--- Records contained in a dataset ---

____________________

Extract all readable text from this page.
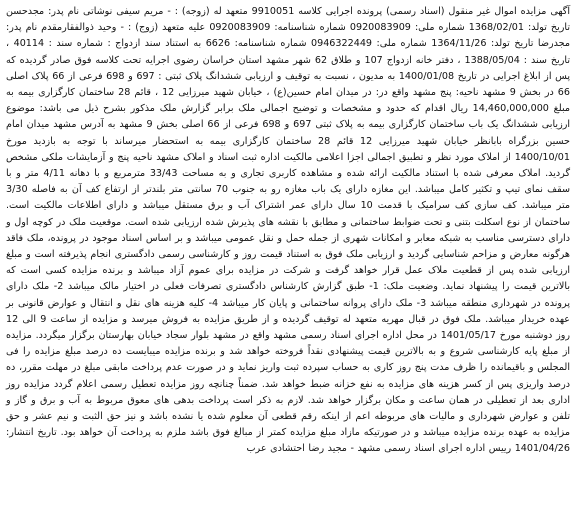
آگهی مزایده اموال غیر منقول (اسناد رسمی) پرونده اجرایی کلاسه 9910051 متعهد له (زوجه) : - مریم سیفی نوشاتی نام پدر: مجدحسن تاریخ تولد: 1368/02/01 شماره ملی: 0920083909 شماره شناسنامه: 0920083909 علیه متعهد (زوج) : - وحید ذوالفقارمقدم نام پدر: مجدرضا تاریخ تولد: 1364/11/26 شماره ملی: 0946322449 شماره شناسنامه: 6626 به استناد سند ازدواج : شماره سند : 40114 ، تاریخ سند : 1388/05/04 ، دفتر خانه ازدواج 107 و طلاق 62 شهر مشهد استان خراسان رضوی اجرایه تحت کلاسه فوق صادر گردیده که پس از ابلاغ اجرایی در تاریخ 1400/01/08 به مدیون ، نسبت به توقیف و ارزیابی ششدانگ پلاک ثبتی : 697 و 698 فرعی از 66 پلاک اصلی 66 در بخش 9 مشهد ناحیه: پنج مشهد واقع در: در میدان امام حسین(ع) ، خیابان شهید میرزایی 12 ، قائم 28 ساختمان کارگزاری بیمه به مبلغ 14,460,000,000 ریال اقدام که حدود و مشخصات و توضیح اجمالی ملک برابر گزارش ملک مذکور بشرح ذیل می باشد: موضوع ارزیابی ششدانگ یک باب ساختمان کارگزاری بیمه به پلاک ثبتی 697 و 698 فرعی از 66 اصلی بخش 9 مشهد به آدرس مشهد میدان امام حسین بزرگراه بابانظر خیابان شهید میرزایی 12 قائم 28 ساختمان کارگزاری بیمه به استحضار میرساند با توجه به بازدید مورخ 1400/10/01 از املاک مورد نظر و تطبیق اجمالی اجزا اعلامی مالکیت اداره ثبت اسناد و املاک مشهد ناحیه پنج و آزمایشات ملکی مشخص گردید. املاک معرفی شده با استناد مالکیت ارائه شده و مشاهده کاربری تجاری و به مساحت 33/43 مترمربع و با دهانه 4/11 متر و با سقف نمای تیپ و تکثیر کامل میباشد. این مغازه دارای یک باب مغازه رو به جنوب 70 سانتی متر بلندتر از ارتفاع کف آن به فاصله 3/30 متر میباشد. کف سازی کف سرامیک با قدمت 10 سال دارای عمر اشتراک آب و برق مستقل میباشد و دارای اطلاعات مالکیت است. ساختمان از نوع اسکلت بتنی و تحت ضوابط ساختمانی و مطابق با نقشه های پذیرش شده ارزیابی شده است. موقعیت ملک در کوچه اول و دارای دسترسی مناسب به شبکه معابر و امکانات شهری از جمله حمل و نقل عمومی میباشد و بر اساس اسناد موجود در پرونده، ملک فاقد هرگونه معارض و مزاحم شناسایی گردید و ارزیابی ملک فوق به استناد قیمت روز و کارشناسی رسمی دادگستری انجام پذیرفته است و مبلغ ارزیابی شده پس از قطعیت ملاک عمل قرار خواهد گرفت و شرکت در مزایده برای عموم آزاد میباشد و برنده مزایده کسی است که بالاترین قیمت را پیشنهاد نماید. وضعیت ملک: 1- طبق گزارش کارشناس دادگستری تصرفات فعلی در اختیار مالک میباشد 2- ملک دارای پرونده در شهرداری منطقه میباشد 3- ملک دارای پروانه ساختمانی و پایان کار میباشد 4- کلیه هزینه های نقل و انتقال و عوارض قانونی بر عهده خریدار میباشد. ملک فوق در قبال مهریه متعهد له توقیف گردیده و از طریق مزایده به فروش میرسد و مزایده از ساعت 9 الی 12 روز دوشنبه مورخ 1401/05/17 در محل اداره اجرای اسناد رسمی مشهد واقع در مشهد بلوار سجاد خیابان بهارستان برگزار میگردد. مزایده از مبلغ پایه کارشناسی شروع و به بالاترین قیمت پیشنهادی نقداً فروخته خواهد شد و برنده مزایده میبایست ده درصد مبلغ مزایده را فی المجلس و باقیمانده را ظرف مدت پنج روز کاری به حساب سپرده ثبت واریز نماید و در صورت عدم پرداخت مابقی مبلغ در مهلت مقرر، ده درصد واریزی پس از کسر هزینه های مزایده به نفع خزانه ضبط خواهد شد. ضمناً چنانچه روز مزایده تعطیل رسمی اعلام گردد مزایده روز اداری بعد از تعطیلی در همان ساعت و مکان برگزار خواهد شد. لازم به ذکر است پرداخت بدهی های معوق مربوط به آب و برق و گاز و تلفن و عوارض شهرداری و مالیات های مربوطه اعم از اینکه رقم قطعی آن معلوم شده یا نشده باشد و نیز حق الثبت و نیم عشر و حق مزایده به عهده برنده مزایده میباشد و در صورتیکه مازاد مبلغ مزایده کمتر از مبالغ فوق باشد ملزم به پرداخت آن خواهد بود. تاریخ انتشار: 1401/04/26 رییس اداره اجرای اسناد رسمی مشهد - مجید رضا احتشادی عرب
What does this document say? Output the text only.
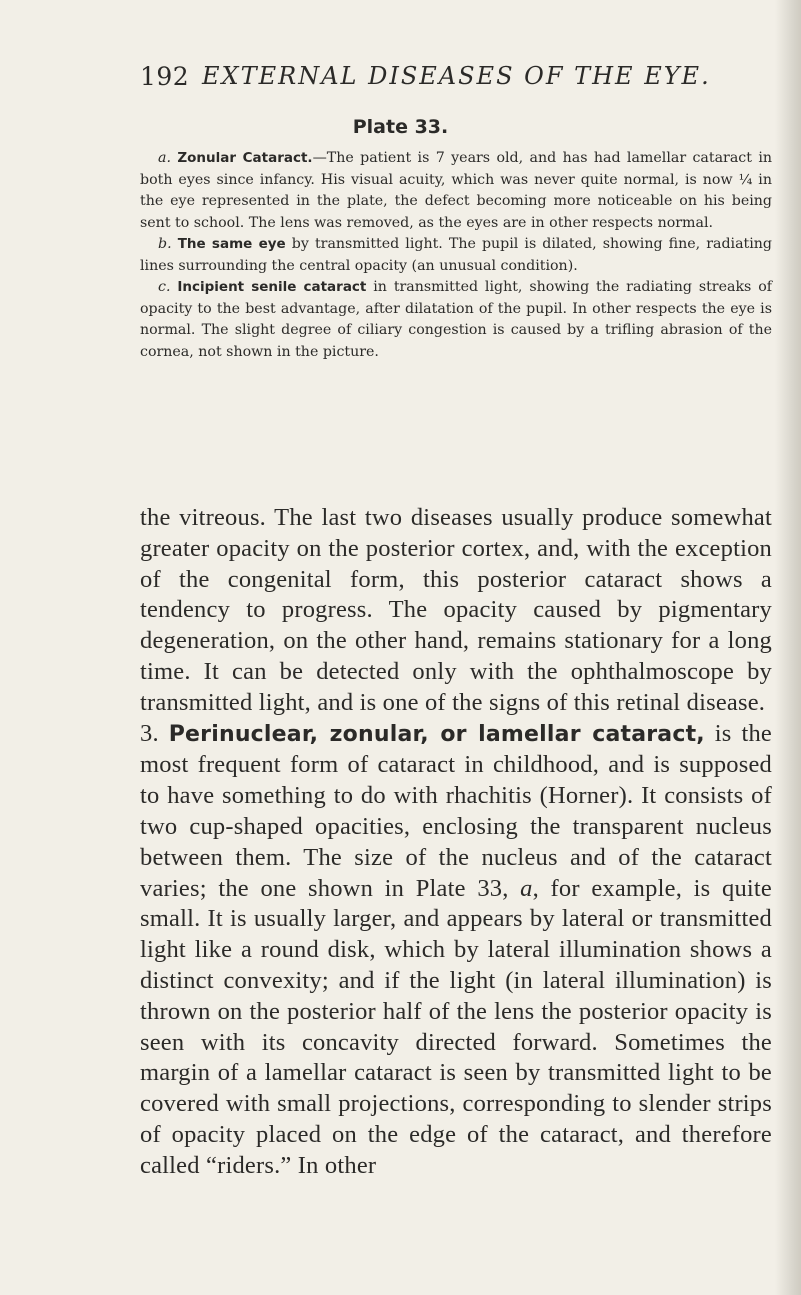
192 EXTERNAL DISEASES OF THE EYE.
Plate 33.

a. Zonular Cataract.—The patient is 7 years old, and has had lamellar cataract in both eyes since infancy. His visual acuity, which was never quite normal, is now ¼ in the eye represented in the plate, the defect becoming more noticeable on his being sent to school. The lens was removed, as the eyes are in other respects normal.

b. The same eye by transmitted light. The pupil is dilated, showing fine, radiating lines surrounding the central opacity (an unusual condition).

c. Incipient senile cataract in transmitted light, showing the radiating streaks of opacity to the best advantage, after dilatation of the pupil. In other respects the eye is normal. The slight degree of ciliary congestion is caused by a trifling abrasion of the cornea, not shown in the picture.

the vitreous. The last two diseases usually produce somewhat greater opacity on the posterior cortex, and, with the exception of the congenital form, this posterior cataract shows a tendency to progress. The opacity caused by pigmentary degeneration, on the other hand, remains stationary for a long time. It can be detected only with the ophthalmoscope by transmitted light, and is one of the signs of this retinal disease.

3. Perinuclear, zonular, or lamellar cataract, is the most frequent form of cataract in childhood, and is supposed to have something to do with rhachitis (Horner). It consists of two cup-shaped opacities, enclosing the transparent nucleus between them. The size of the nucleus and of the cataract varies; the one shown in Plate 33, a, for example, is quite small. It is usually larger, and appears by lateral or transmitted light like a round disk, which by lateral illumination shows a distinct convexity; and if the light (in lateral illumination) is thrown on the posterior half of the lens the posterior opacity is seen with its concavity directed forward. Sometimes the margin of a lamellar cataract is seen by transmitted light to be covered with small projections, corresponding to slender strips of opacity placed on the edge of the cataract, and therefore called “riders.” In other
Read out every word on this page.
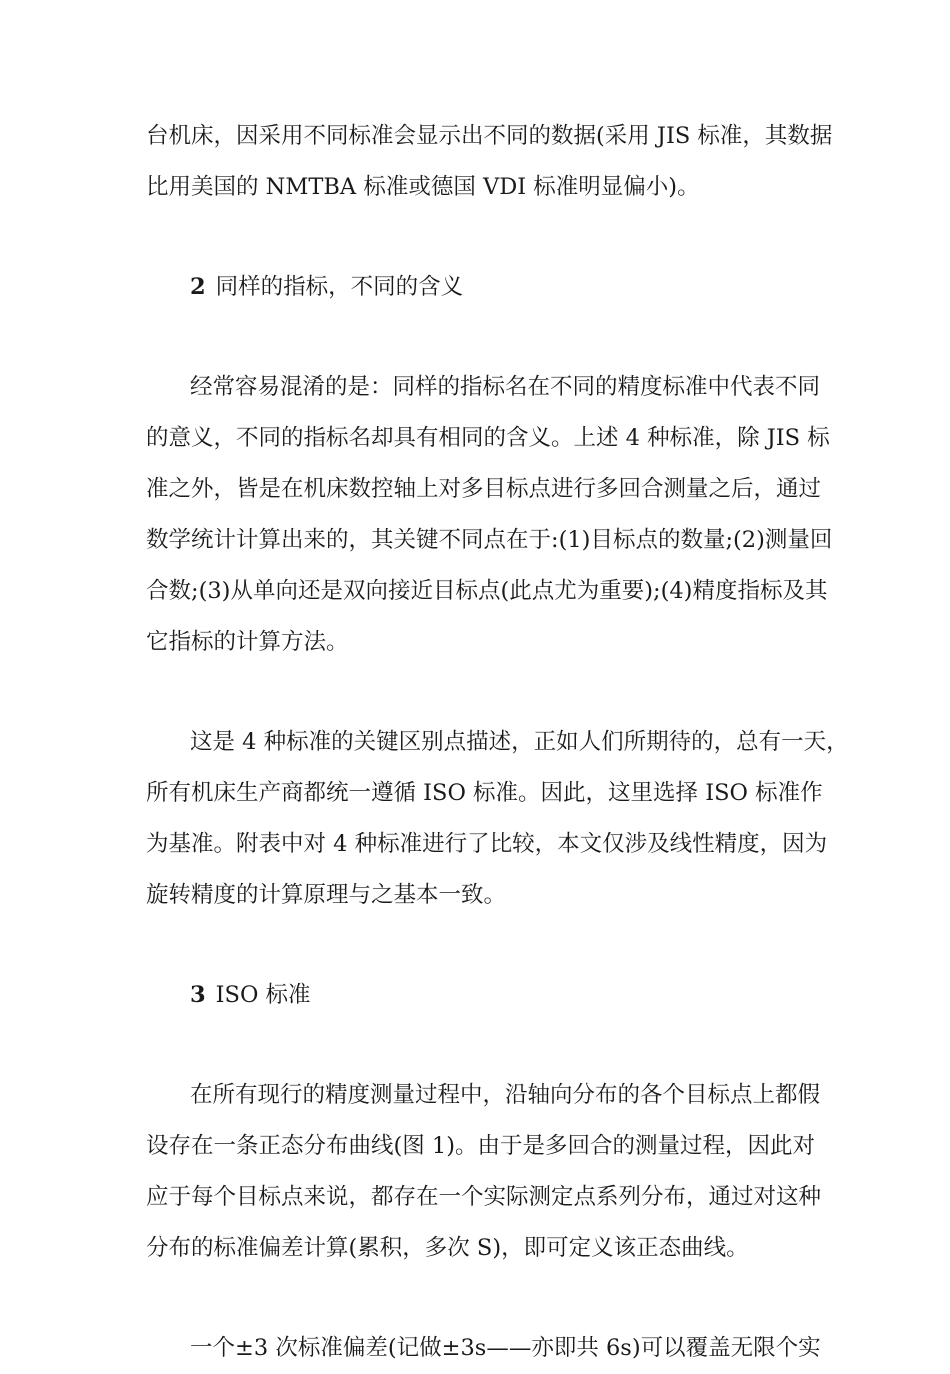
台机床，因采用不同标准会显示出不同的数据(采用 JIS 标准，其数据
比用美国的 NMTBA 标准或德国 VDI 标准明显偏小)。
2 同样的指标，不同的含义
经常容易混淆的是：同样的指标名在不同的精度标准中代表不同
的意义，不同的指标名却具有相同的含义。上述 4 种标准，除 JIS 标
准之外，皆是在机床数控轴上对多目标点进行多回合测量之后，通过
数学统计计算出来的，其关键不同点在于:(1)目标点的数量;(2)测量回
合数;(3)从单向还是双向接近目标点(此点尤为重要);(4)精度指标及其
它指标的计算方法。
这是 4 种标准的关键区别点描述，正如人们所期待的，总有一天，
所有机床生产商都统一遵循 ISO 标准。因此，这里选择 ISO 标准作
为基准。附表中对 4 种标准进行了比较，本文仅涉及线性精度，因为
旋转精度的计算原理与之基本一致。
3 ISO 标准
在所有现行的精度测量过程中，沿轴向分布的各个目标点上都假
设存在一条正态分布曲线(图 1)。由于是多回合的测量过程，因此对
应于每个目标点来说，都存在一个实际测定点系列分布，通过对这种
分布的标准偏差计算(累积，多次 S)，即可定义该正态曲线。
一个±3 次标准偏差(记做±3s——亦即共 6s)可以覆盖无限个实
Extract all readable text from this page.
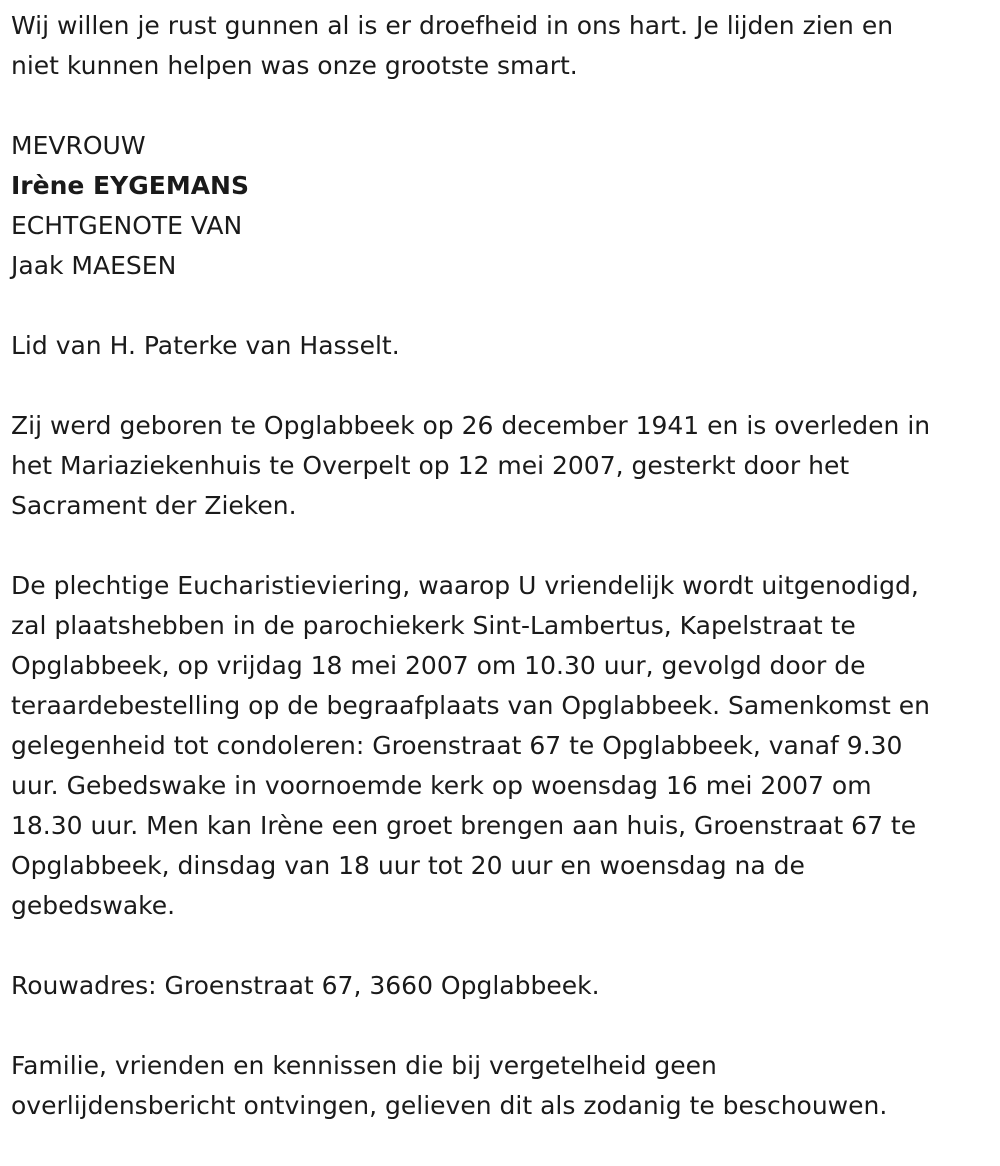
Wij willen je rust gunnen al is er droefheid in ons hart. Je lijden zien en
niet kunnen helpen was onze grootste smart.

MEVROUW
Irène EYGEMANS
ECHTGENOTE VAN
Jaak MAESEN

Lid van H. Paterke van Hasselt.

Zij werd geboren te Opglabbeek op 26 december 1941 en is overleden in
het Mariaziekenhuis te Overpelt op 12 mei 2007, gesterkt door het
Sacrament der Zieken.

De plechtige Eucharistieviering, waarop U vriendelijk wordt uitgenodigd,
zal plaatshebben in de parochiekerk Sint-Lambertus, Kapelstraat te
Opglabbeek, op vrijdag 18 mei 2007 om 10.30 uur, gevolgd door de
teraardebestelling op de begraafplaats van Opglabbeek. Samenkomst en
gelegenheid tot condoleren: Groenstraat 67 te Opglabbeek, vanaf 9.30
uur. Gebedswake in voornoemde kerk op woensdag 16 mei 2007 om
18.30 uur. Men kan Irène een groet brengen aan huis, Groenstraat 67 te
Opglabbeek, dinsdag van 18 uur tot 20 uur en woensdag na de
gebedswake.

Rouwadres: Groenstraat 67, 3660 Opglabbeek.

Familie, vrienden en kennissen die bij vergetelheid geen
overlijdensbericht ontvingen, gelieven dit als zodanig te beschouwen.
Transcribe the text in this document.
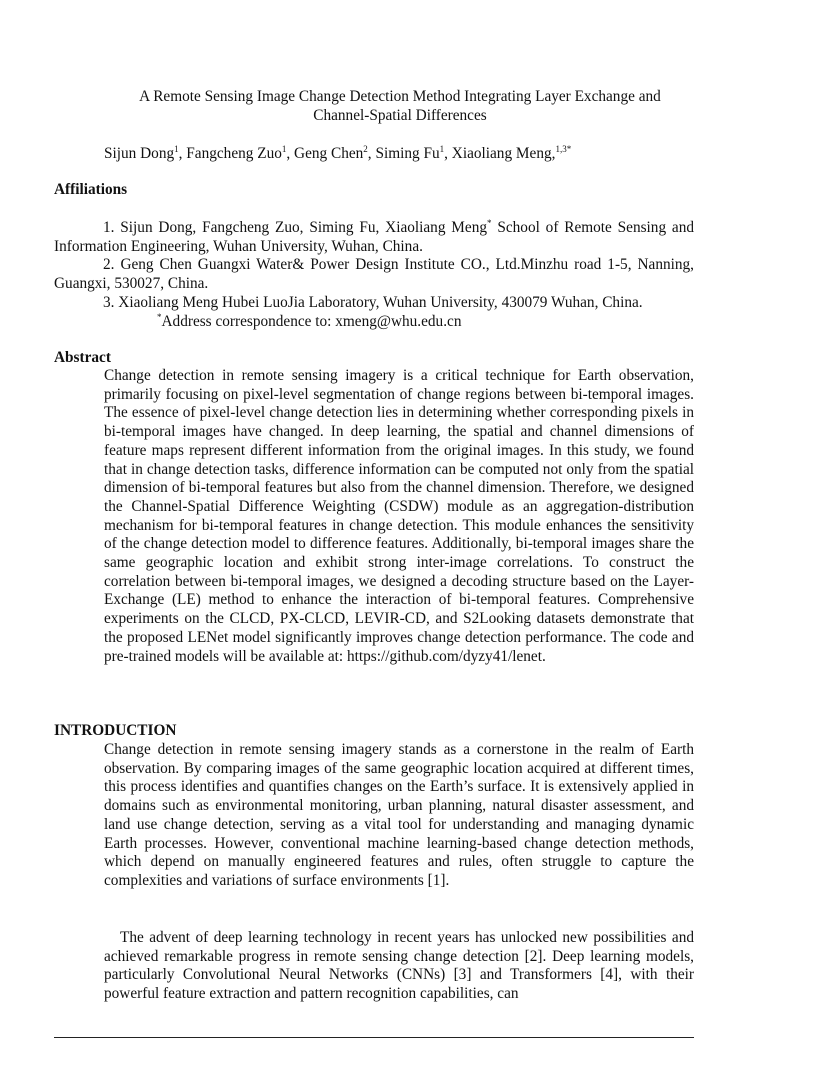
A Remote Sensing Image Change Detection Method Integrating Layer Exchange and
Channel-Spatial Differences
Sijun Dong$^1$, Fangcheng Zuo$^1$, Geng Chen$^2$, Siming Fu$^1$, Xiaoliang Meng,$^{1,3*}$
Affiliations

1. Sijun Dong, Fangcheng Zuo, Siming Fu, Xiaoliang Meng* School of Remote Sensing and Information Engineering, Wuhan University, Wuhan, China.

2. Geng Chen Guangxi Water& Power Design Institute CO., Ltd.Minzhu road 1-5, Nanning, Guangxi, 530027, China.

3. Xiaoliang Meng Hubei LuoJia Laboratory, Wuhan University, 430079 Wuhan, China.

*Address correspondence to: xmeng@whu.edu.cn

Abstract

Change detection in remote sensing imagery is a critical technique for Earth observation, primarily focusing on pixel-level segmentation of change regions between bi-temporal images. The essence of pixel-level change detection lies in determining whether corresponding pixels in bi-temporal images have changed. In deep learning, the spatial and channel dimensions of feature maps represent different information from the original images. In this study, we found that in change detection tasks, difference information can be computed not only from the spatial dimension of bi-temporal features but also from the channel dimension. Therefore, we designed the Channel-Spatial Difference Weighting (CSDW) module as an aggregation-distribution mechanism for bi-temporal features in change detection. This module enhances the sensitivity of the change detection model to difference features. Additionally, bi-temporal images share the same geographic location and exhibit strong inter-image correlations. To construct the correlation between bi-temporal images, we designed a decoding structure based on the Layer-Exchange (LE) method to enhance the interaction of bi-temporal features. Comprehensive experiments on the CLCD, PX-CLCD, LEVIR-CD, and S2Looking datasets demonstrate that the proposed LENet model significantly improves change detection performance. The code and pre-trained models will be available at: https://github.com/dyzy41/lenet.

INTRODUCTION

Change detection in remote sensing imagery stands as a cornerstone in the realm of Earth observation. By comparing images of the same geographic location acquired at different times, this process identifies and quantifies changes on the Earth’s surface. It is extensively applied in domains such as environmental monitoring, urban planning, natural disaster assessment, and land use change detection, serving as a vital tool for understanding and managing dynamic Earth processes. However, conventional machine learning-based change detection methods, which depend on manually engineered features and rules, often struggle to capture the complexities and variations of surface environments [1].

The advent of deep learning technology in recent years has unlocked new possibilities and achieved remarkable progress in remote sensing change detection [2]. Deep learning models, particularly Convolutional Neural Networks (CNNs) [3] and Transformers [4], with their powerful feature extraction and pattern recognition capabilities, can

____________________

--- The exercise ---
Search the data for "Sijun". Copy every matching line.

--- The completed task ---
Sijun Dong$^1$, Fangcheng Zuo$^1$, Geng Chen$^2$, Siming Fu$^1$, Xiaoliang Meng,$^{1,3*}$
1. Sijun Dong, Fangcheng Zuo, Siming Fu, Xiaoliang Meng* School of Remote Sensing and Information Engineering, Wuhan University, Wuhan, China.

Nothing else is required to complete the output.